• WHAT THE TASK REQUIRES: Count every line where "text" occurs. Give the total alone.

• SOURCE DATA:
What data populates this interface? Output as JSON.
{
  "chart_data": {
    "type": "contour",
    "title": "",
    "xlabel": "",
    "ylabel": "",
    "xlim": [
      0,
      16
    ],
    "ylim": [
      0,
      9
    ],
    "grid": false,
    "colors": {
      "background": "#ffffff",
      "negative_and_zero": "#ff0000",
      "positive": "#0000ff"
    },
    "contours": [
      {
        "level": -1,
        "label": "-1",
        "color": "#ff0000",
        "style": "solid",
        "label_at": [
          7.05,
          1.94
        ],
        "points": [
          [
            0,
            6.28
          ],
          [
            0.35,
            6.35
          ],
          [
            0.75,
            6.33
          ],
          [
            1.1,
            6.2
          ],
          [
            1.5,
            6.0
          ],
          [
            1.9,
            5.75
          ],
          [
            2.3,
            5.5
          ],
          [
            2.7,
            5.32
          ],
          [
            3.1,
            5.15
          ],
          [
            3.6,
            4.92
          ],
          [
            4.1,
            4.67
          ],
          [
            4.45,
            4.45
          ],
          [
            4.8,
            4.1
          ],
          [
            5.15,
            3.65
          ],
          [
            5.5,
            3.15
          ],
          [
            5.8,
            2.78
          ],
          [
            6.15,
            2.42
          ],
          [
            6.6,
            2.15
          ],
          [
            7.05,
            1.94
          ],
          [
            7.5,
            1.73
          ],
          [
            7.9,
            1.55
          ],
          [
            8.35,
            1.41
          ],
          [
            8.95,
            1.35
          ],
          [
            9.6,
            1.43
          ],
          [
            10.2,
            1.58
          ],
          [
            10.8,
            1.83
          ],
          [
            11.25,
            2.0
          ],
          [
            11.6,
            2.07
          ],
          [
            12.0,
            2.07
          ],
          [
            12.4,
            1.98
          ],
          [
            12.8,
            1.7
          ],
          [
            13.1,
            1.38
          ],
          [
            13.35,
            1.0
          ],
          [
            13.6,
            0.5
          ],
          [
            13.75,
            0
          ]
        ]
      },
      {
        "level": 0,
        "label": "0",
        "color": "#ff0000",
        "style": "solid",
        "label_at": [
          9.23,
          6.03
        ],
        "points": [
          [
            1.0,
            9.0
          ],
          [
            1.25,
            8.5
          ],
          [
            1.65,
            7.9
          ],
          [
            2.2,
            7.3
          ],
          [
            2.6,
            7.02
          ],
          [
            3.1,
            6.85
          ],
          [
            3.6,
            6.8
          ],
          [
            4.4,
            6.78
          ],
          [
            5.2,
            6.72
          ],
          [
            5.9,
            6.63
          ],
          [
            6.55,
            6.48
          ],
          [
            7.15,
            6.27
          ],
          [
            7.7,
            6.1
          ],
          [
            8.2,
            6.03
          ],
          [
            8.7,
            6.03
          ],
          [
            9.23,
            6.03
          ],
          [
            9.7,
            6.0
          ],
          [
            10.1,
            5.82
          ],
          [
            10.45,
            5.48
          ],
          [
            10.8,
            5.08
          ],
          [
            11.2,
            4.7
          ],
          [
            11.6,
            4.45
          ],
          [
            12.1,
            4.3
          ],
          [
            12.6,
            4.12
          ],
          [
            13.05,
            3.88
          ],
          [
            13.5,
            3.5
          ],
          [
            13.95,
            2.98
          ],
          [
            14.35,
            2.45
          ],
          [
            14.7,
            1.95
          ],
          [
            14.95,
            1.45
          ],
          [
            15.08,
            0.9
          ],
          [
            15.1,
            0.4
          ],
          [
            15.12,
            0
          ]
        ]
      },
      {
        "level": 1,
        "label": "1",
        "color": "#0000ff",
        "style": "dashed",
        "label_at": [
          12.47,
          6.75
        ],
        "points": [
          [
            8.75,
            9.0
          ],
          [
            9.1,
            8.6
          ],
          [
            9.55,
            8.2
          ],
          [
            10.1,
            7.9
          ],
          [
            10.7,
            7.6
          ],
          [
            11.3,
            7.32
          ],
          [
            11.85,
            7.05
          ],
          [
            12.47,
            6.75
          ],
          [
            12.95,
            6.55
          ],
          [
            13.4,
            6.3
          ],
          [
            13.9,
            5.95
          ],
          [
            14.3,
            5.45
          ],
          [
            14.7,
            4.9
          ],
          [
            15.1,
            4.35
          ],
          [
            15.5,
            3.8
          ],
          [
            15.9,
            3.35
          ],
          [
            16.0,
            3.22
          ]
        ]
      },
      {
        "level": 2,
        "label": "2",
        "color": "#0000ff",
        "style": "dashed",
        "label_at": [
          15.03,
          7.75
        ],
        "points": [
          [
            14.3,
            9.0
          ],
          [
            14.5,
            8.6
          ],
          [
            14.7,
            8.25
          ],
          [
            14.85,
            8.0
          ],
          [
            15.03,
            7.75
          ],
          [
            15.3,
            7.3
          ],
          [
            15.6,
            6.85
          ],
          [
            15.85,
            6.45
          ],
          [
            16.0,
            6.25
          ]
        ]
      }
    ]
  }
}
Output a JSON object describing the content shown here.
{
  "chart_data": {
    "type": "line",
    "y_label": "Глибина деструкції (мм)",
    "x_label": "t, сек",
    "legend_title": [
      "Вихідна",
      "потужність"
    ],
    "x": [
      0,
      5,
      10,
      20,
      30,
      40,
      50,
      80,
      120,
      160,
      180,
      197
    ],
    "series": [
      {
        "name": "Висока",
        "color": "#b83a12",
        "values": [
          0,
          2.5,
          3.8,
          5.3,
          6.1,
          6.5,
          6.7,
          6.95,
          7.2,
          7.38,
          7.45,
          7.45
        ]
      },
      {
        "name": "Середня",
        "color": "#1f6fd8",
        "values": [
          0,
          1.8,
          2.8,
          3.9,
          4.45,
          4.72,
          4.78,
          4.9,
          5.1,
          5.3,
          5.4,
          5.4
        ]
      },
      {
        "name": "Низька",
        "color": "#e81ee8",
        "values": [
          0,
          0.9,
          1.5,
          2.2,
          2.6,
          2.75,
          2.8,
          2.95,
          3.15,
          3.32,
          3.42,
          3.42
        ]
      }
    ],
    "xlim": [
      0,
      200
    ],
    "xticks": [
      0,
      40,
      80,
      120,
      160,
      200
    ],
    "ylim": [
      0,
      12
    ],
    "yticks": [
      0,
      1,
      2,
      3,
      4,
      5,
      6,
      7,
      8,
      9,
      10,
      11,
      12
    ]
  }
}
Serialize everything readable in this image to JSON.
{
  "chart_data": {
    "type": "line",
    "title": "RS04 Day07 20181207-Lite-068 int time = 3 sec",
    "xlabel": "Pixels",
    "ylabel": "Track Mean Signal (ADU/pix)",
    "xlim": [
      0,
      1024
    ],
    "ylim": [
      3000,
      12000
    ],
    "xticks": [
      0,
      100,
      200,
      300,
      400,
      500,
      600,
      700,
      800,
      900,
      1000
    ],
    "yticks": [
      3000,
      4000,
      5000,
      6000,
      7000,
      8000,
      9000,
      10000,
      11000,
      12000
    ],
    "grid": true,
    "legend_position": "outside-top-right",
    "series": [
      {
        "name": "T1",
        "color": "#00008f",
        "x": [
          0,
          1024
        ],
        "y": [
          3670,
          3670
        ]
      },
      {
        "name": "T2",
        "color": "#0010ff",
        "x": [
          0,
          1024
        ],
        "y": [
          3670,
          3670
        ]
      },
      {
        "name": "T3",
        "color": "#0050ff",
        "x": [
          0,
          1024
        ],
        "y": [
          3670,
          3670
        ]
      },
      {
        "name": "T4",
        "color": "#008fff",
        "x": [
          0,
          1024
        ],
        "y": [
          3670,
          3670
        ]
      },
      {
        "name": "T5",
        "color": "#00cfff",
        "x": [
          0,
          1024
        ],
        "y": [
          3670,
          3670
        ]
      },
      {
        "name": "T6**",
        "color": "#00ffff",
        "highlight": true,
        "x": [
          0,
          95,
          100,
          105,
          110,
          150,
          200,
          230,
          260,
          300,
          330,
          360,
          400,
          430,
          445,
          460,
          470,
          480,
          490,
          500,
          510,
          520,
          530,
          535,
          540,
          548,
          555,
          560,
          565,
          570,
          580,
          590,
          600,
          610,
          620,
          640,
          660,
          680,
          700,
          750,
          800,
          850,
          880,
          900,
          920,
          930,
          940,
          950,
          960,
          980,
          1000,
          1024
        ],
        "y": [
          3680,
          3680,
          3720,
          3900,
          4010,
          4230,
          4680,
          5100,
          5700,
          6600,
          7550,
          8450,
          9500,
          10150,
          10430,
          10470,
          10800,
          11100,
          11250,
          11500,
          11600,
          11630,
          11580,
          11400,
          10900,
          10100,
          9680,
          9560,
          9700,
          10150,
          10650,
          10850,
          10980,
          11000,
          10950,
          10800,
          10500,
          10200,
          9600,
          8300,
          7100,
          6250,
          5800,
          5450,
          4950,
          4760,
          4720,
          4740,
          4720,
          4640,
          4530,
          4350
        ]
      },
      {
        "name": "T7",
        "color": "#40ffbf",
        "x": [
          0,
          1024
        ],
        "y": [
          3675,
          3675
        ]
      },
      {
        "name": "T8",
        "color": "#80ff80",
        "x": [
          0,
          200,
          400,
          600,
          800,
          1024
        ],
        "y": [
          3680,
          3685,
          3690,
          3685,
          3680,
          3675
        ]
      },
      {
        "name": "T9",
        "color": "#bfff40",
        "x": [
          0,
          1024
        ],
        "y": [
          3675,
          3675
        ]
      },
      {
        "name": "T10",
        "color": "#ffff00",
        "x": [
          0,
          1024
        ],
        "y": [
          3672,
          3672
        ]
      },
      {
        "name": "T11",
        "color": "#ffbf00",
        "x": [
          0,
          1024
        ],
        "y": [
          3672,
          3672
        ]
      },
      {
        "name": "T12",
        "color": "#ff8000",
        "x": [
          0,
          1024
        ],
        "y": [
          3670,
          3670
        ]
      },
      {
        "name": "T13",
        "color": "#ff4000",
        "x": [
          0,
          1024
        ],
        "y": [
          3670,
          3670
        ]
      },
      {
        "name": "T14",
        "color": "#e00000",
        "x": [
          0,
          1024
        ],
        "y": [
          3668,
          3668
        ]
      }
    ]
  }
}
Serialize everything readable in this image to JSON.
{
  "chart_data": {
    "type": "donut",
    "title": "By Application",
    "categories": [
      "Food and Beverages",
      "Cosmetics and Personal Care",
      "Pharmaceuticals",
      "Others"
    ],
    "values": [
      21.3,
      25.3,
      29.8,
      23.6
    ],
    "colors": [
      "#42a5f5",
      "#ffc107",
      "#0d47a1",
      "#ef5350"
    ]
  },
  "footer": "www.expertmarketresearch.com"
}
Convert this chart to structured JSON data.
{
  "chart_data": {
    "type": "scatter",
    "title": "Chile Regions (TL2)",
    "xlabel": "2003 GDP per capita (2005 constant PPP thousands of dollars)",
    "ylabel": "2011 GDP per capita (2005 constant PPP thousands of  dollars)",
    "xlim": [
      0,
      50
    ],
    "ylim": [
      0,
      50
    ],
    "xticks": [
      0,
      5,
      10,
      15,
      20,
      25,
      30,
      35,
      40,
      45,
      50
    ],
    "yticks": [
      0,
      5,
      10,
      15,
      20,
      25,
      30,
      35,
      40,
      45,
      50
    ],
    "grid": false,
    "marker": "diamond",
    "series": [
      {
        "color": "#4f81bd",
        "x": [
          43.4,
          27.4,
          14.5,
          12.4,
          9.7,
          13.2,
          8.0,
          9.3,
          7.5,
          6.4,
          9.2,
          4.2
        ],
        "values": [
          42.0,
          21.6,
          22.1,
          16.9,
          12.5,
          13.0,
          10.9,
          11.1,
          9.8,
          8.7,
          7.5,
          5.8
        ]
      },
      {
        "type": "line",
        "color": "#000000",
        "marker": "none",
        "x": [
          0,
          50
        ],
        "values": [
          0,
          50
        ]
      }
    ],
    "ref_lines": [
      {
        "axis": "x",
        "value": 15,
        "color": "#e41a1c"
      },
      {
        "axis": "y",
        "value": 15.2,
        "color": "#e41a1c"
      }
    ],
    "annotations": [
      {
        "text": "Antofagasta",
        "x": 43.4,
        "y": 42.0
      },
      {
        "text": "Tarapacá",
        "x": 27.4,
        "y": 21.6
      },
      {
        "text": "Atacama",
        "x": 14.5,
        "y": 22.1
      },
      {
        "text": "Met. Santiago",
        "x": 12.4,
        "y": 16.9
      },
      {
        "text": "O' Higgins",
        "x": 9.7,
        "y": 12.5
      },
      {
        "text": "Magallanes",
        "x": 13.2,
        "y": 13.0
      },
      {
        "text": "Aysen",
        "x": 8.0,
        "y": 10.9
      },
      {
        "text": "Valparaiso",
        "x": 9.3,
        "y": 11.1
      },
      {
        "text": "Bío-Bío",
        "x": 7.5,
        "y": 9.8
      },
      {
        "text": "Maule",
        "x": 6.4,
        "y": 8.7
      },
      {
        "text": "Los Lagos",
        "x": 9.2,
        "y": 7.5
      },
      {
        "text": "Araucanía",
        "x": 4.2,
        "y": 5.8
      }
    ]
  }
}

• RESULT OF THE TASK: 12